■ **Request**
Pull out every line in the data that has the string "frac" in it.
** START OF Extracted material **
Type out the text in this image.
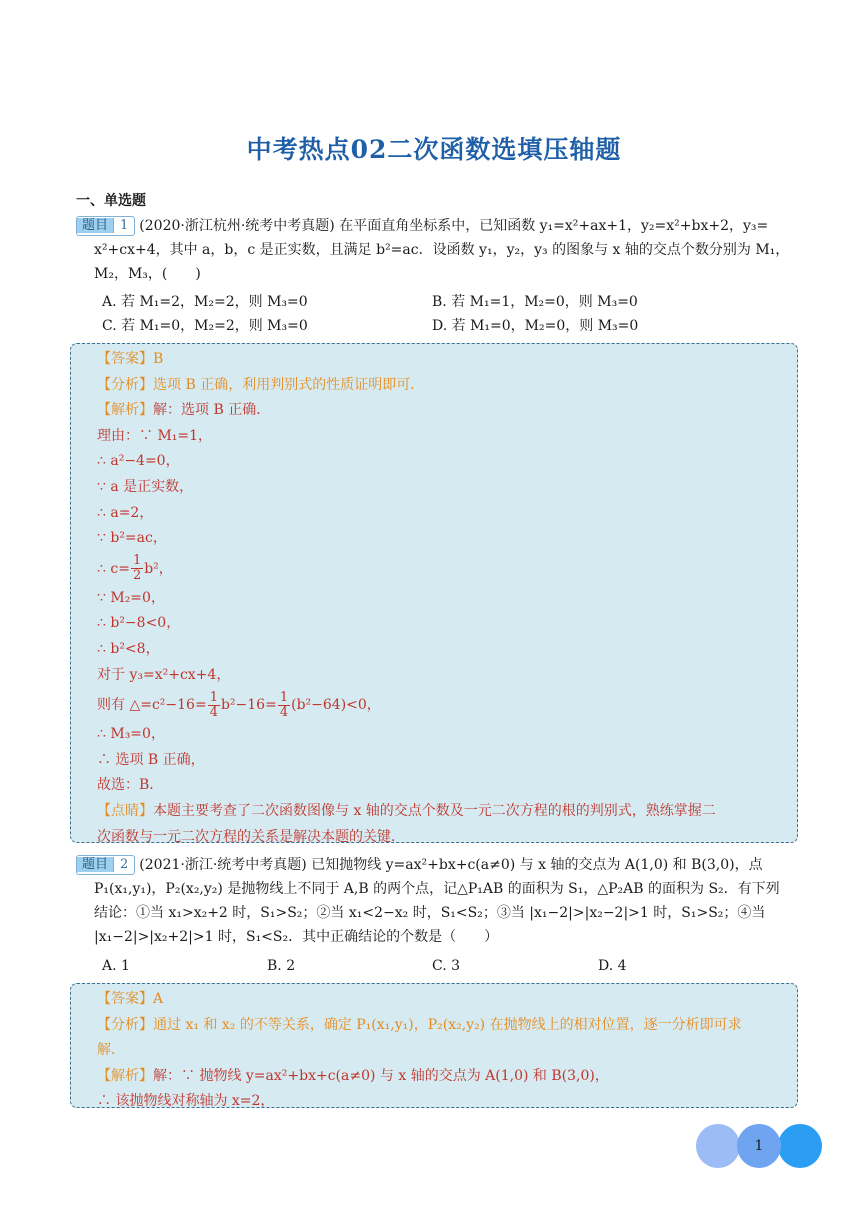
中考热点02二次函数选填压轴题
一、单选题
题目 1 (2020·浙江杭州·统考中考真题) 在平面直角坐标系中，已知函数 y₁=x²+ax+1，y₂=x²+bx+2，y₃=
x²+cx+4，其中 a，b，c 是正实数，且满足 b²=ac．设函数 y₁，y₂，y₃ 的图象与 x 轴的交点个数分别为 M₁，
M₂，M₃，(　　)
A. 若 M₁=2，M₂=2，则 M₃=0	B. 若 M₁=1，M₂=0，则 M₃=0
C. 若 M₁=0，M₂=2，则 M₃=0	D. 若 M₁=0，M₂=0，则 M₃=0
【答案】B
【分析】选项 B 正确，利用判别式的性质证明即可．
【解析】解：选项 B 正确．
理由：∵ M₁=1，
∴ a²−4=0，
∵ a 是正实数，
∴ a=2，
∵ b²=ac，
∴ $c= \frac{1}{2} b^2$，
∵ M₂=0，
∴ b²−8<0，
∴ b²<8，
对于 y₃=x²+cx+4，
则有 △=c²−16= $\frac{1}{4} b^2-16= \frac{1}{4} (b^2-64)<0$，
∴ M₃=0，
∴ 选项 B 正确，
故选：B．
【点睛】本题主要考查了二次函数图像与 x 轴的交点个数及一元二次方程的根的判别式，熟练掌握二
次函数与一元二次方程的关系是解决本题的关键．
题目 2 (2021·浙江·统考中考真题) 已知抛物线 y=ax²+bx+c(a≠0) 与 x 轴的交点为 A(1,0) 和 B(3,0)，点
P₁(x₁,y₁)，P₂(x₂,y₂) 是抛物线上不同于 A,B 的两个点，记△P₁AB 的面积为 S₁，△P₂AB 的面积为 S₂．有下列
结论：①当 x₁>x₂+2 时，S₁>S₂；②当 x₁<2−x₂ 时，S₁<S₂；③当 |x₁−2|>|x₂−2|>1 时，S₁>S₂；④当
|x₁−2|>|x₂+2|>1 时，S₁<S₂．其中正确结论的个数是（　　）
A. 1	B. 2	C. 3	D. 4
【答案】A
【分析】通过 x₁ 和 x₂ 的不等关系，确定 P₁(x₁,y₁)，P₂(x₂,y₂) 在抛物线上的相对位置，逐一分析即可求
解．
【解析】解：∵ 抛物线 y=ax²+bx+c(a≠0) 与 x 轴的交点为 A(1,0) 和 B(3,0)，
∴ 该抛物线对称轴为 x=2，
1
** END OF Extracted material **
■ **Written response**
∴ $c= \frac{1}{2} b^2$，
则有 △=c²−16= $\frac{1}{4} b^2-16= \frac{1}{4} (b^2-64)<0$，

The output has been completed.